[START Data provided]

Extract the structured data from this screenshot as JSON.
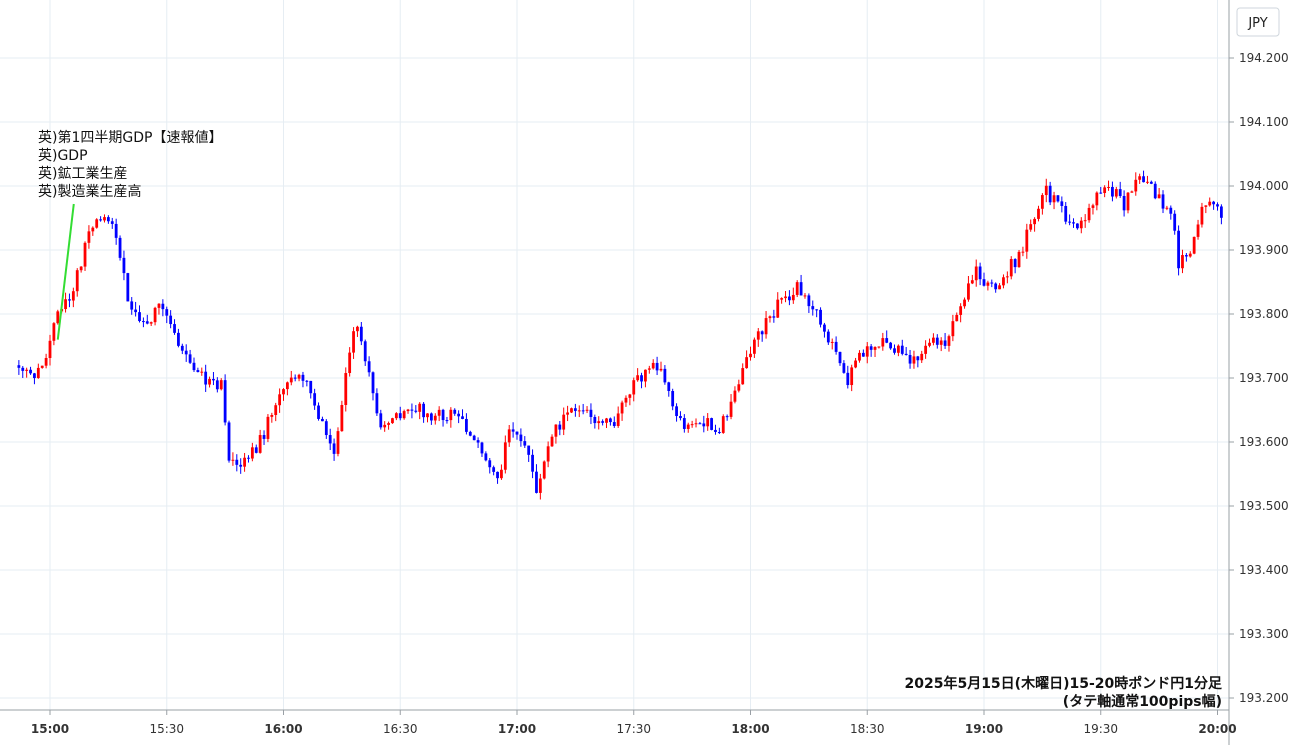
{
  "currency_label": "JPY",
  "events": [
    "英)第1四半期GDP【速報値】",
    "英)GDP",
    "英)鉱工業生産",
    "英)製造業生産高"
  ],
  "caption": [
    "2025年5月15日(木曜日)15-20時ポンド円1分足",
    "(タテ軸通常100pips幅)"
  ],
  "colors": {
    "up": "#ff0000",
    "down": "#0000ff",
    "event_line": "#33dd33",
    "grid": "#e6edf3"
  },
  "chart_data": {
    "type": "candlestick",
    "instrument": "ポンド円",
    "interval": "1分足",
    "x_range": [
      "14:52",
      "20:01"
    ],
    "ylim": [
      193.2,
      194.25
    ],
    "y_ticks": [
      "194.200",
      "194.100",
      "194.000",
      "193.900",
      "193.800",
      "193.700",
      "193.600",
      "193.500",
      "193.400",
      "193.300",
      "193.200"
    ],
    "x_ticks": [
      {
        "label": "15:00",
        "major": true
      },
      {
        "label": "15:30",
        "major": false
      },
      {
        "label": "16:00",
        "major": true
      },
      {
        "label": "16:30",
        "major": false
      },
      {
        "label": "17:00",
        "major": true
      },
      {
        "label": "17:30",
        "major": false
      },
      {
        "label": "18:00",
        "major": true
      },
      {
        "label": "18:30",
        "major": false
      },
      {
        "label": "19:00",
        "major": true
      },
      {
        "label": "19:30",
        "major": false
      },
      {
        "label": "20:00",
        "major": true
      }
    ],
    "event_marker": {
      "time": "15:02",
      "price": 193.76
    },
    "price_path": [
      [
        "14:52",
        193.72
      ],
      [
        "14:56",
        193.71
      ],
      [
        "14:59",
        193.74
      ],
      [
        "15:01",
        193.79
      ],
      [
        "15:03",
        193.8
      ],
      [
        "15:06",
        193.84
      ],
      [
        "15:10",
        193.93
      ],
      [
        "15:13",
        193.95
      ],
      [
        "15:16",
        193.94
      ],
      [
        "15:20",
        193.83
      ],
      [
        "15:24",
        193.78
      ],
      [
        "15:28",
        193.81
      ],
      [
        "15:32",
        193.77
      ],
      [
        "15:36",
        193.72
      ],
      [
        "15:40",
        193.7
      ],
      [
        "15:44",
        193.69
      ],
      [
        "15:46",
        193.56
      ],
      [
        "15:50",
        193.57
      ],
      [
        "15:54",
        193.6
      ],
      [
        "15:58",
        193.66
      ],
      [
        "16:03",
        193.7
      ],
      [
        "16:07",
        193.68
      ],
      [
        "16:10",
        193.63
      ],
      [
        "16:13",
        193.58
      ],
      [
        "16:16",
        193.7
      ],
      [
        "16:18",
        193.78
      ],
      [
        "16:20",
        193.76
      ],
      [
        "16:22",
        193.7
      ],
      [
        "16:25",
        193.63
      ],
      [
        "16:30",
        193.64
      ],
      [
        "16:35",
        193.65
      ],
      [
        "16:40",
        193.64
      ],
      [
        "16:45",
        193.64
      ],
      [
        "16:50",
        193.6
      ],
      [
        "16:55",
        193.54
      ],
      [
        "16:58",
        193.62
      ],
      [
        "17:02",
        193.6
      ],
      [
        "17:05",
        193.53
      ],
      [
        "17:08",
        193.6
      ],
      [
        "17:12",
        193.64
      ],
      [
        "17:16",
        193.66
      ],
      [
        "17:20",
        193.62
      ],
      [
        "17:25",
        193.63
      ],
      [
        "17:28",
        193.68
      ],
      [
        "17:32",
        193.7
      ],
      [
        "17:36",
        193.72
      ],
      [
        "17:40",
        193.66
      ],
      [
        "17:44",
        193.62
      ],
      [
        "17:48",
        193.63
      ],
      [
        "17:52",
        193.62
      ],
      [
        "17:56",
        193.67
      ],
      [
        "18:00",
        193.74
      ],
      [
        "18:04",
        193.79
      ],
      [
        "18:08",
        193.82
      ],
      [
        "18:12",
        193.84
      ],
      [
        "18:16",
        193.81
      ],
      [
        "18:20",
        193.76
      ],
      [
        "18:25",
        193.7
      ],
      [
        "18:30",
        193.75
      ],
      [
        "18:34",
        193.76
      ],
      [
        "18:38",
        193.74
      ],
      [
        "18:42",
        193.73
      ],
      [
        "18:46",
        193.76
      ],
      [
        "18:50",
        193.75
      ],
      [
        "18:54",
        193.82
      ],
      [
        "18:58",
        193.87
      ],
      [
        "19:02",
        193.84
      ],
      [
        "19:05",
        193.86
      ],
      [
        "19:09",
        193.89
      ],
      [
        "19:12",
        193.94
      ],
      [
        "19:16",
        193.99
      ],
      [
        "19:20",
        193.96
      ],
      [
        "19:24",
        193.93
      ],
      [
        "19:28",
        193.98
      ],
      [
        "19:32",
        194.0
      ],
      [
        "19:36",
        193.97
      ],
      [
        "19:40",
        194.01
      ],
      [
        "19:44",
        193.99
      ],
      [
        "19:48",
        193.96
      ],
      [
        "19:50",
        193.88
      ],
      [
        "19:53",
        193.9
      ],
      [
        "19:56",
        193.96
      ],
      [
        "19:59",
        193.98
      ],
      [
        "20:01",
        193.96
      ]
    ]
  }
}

[END Data provided]
[START Data provided]

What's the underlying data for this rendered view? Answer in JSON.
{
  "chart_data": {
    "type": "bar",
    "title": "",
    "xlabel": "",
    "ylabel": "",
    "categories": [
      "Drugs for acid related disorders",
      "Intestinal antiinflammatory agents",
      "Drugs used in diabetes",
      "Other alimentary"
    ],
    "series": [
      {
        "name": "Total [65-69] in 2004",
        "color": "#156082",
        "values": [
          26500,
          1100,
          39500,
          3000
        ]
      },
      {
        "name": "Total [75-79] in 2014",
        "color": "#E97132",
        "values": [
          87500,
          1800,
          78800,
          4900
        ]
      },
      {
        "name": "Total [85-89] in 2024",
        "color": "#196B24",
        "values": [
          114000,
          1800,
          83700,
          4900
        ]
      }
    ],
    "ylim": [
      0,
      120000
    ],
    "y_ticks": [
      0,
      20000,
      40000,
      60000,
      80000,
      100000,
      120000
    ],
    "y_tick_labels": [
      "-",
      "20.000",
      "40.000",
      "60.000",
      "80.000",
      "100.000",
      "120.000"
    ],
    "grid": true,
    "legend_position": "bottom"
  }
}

[END Data provided]

* _Objective_:
Pick out each line containing "JSON" and report it.

* _Reply_:
Extract the structured data from this screenshot as JSON.
What's the underlying data for this rendered view? Answer in JSON.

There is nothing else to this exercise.